Find each line containing the string "故连到带". Copy it.

-- start DATA --

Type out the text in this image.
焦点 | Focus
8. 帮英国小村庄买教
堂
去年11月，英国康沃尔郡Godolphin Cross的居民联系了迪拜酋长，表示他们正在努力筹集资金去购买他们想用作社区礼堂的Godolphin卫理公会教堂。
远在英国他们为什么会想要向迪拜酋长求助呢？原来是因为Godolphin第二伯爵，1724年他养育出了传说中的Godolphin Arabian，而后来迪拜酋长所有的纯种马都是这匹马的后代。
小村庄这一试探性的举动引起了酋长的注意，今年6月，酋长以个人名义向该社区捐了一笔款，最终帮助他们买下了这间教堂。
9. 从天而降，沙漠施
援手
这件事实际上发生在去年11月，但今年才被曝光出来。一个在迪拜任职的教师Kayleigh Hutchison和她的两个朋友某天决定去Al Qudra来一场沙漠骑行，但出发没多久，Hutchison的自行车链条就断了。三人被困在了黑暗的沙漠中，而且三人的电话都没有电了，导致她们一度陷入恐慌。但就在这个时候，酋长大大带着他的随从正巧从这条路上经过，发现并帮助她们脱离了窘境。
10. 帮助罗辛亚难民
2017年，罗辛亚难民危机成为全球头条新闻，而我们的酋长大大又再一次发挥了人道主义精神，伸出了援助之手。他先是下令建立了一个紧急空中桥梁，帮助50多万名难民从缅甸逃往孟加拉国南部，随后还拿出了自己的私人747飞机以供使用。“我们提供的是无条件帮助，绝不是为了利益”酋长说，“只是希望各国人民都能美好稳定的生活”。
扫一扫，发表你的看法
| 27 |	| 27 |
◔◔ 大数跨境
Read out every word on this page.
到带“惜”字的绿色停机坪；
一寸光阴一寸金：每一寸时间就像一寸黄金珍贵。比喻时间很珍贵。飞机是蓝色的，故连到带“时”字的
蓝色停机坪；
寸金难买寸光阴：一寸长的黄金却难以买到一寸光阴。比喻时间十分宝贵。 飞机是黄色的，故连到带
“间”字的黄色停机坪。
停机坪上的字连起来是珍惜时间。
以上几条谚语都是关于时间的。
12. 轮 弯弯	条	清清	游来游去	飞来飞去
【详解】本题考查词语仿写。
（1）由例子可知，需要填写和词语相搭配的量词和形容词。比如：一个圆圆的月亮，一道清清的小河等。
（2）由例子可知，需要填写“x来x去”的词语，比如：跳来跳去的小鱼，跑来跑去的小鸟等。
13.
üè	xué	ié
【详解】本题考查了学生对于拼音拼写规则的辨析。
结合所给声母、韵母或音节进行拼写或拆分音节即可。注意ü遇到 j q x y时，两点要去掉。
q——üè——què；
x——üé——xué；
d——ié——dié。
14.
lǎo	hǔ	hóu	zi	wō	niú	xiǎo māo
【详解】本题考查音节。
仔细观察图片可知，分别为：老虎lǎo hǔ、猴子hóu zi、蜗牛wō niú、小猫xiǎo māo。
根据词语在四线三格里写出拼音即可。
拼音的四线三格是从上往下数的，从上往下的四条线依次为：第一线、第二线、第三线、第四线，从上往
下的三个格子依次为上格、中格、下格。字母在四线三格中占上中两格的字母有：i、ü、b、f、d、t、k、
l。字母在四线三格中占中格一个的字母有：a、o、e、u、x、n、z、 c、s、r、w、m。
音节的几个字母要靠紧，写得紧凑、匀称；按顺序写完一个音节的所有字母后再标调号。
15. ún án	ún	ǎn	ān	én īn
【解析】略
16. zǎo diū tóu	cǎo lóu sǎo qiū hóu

-- end DATA --

COMPLETED EXERCISE:
一寸光阴一寸金：每一寸时间就像一寸黄金珍贵。比喻时间很珍贵。飞机是蓝色的，故连到带“时”字的
寸金难买寸光阴：一寸长的黄金却难以买到一寸光阴。比喻时间十分宝贵。 飞机是黄色的，故连到带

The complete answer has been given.